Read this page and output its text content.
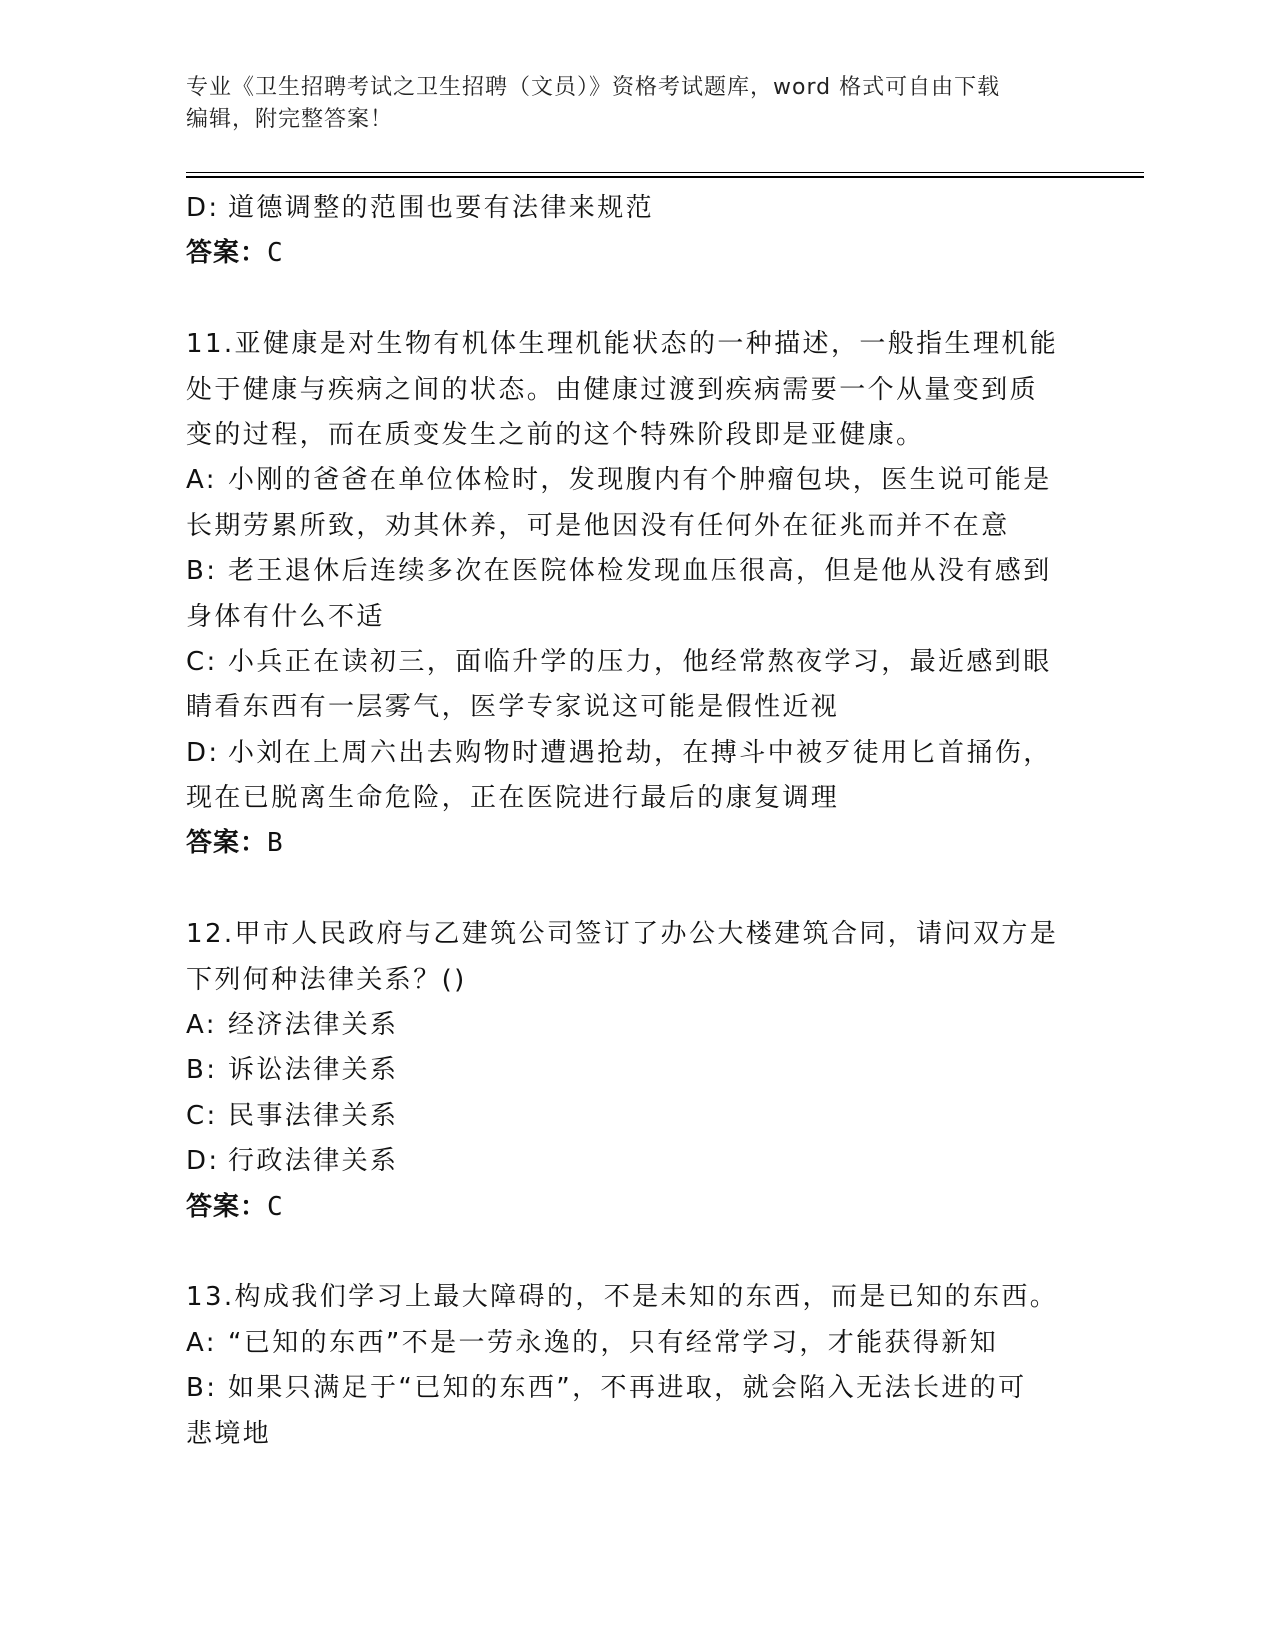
专业《卫生招聘考试之卫生招聘（文员）》资格考试题库，word 格式可自由下载
编辑，附完整答案！
D: 道德调整的范围也要有法律来规范
答案：C
11.亚健康是对生物有机体生理机能状态的一种描述，一般指生理机能
处于健康与疾病之间的状态。由健康过渡到疾病需要一个从量变到质
变的过程，而在质变发生之前的这个特殊阶段即是亚健康。
A: 小刚的爸爸在单位体检时，发现腹内有个肿瘤包块，医生说可能是
长期劳累所致，劝其休养，可是他因没有任何外在征兆而并不在意
B: 老王退休后连续多次在医院体检发现血压很高，但是他从没有感到
身体有什么不适
C: 小兵正在读初三，面临升学的压力，他经常熬夜学习，最近感到眼
睛看东西有一层雾气，医学专家说这可能是假性近视
D: 小刘在上周六出去购物时遭遇抢劫，在搏斗中被歹徒用匕首捅伤，
现在已脱离生命危险，正在医院进行最后的康复调理
答案：B
12.甲市人民政府与乙建筑公司签订了办公大楼建筑合同，请问双方是
下列何种法律关系？()
A: 经济法律关系
B: 诉讼法律关系
C: 民事法律关系
D: 行政法律关系
答案：C
13.构成我们学习上最大障碍的，不是未知的东西，而是已知的东西。
A: “已知的东西”不是一劳永逸的，只有经常学习，才能获得新知
B: 如果只满足于“已知的东西”，不再进取，就会陷入无法长进的可
悲境地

→ **SHORT EXERCISE**: Transcribe the material exactly, keeping every word and none of the pictures.

→ **EXERCISE OUTPUT**:
Read this page and output its text content.
专业《卫生招聘考试之卫生招聘（文员）》资格考试题库，word 格式可自由下载
编辑，附完整答案！
D: 道德调整的范围也要有法律来规范
答案：C
11.亚健康是对生物有机体生理机能状态的一种描述，一般指生理机能
处于健康与疾病之间的状态。由健康过渡到疾病需要一个从量变到质
变的过程，而在质变发生之前的这个特殊阶段即是亚健康。
A: 小刚的爸爸在单位体检时，发现腹内有个肿瘤包块，医生说可能是
长期劳累所致，劝其休养，可是他因没有任何外在征兆而并不在意
B: 老王退休后连续多次在医院体检发现血压很高，但是他从没有感到
身体有什么不适
C: 小兵正在读初三，面临升学的压力，他经常熬夜学习，最近感到眼
睛看东西有一层雾气，医学专家说这可能是假性近视
D: 小刘在上周六出去购物时遭遇抢劫，在搏斗中被歹徒用匕首捅伤，
现在已脱离生命危险，正在医院进行最后的康复调理
答案：B
12.甲市人民政府与乙建筑公司签订了办公大楼建筑合同，请问双方是
下列何种法律关系？()
A: 经济法律关系
B: 诉讼法律关系
C: 民事法律关系
D: 行政法律关系
答案：C
13.构成我们学习上最大障碍的，不是未知的东西，而是已知的东西。
A: “已知的东西”不是一劳永逸的，只有经常学习，才能获得新知
B: 如果只满足于“已知的东西”，不再进取，就会陷入无法长进的可
悲境地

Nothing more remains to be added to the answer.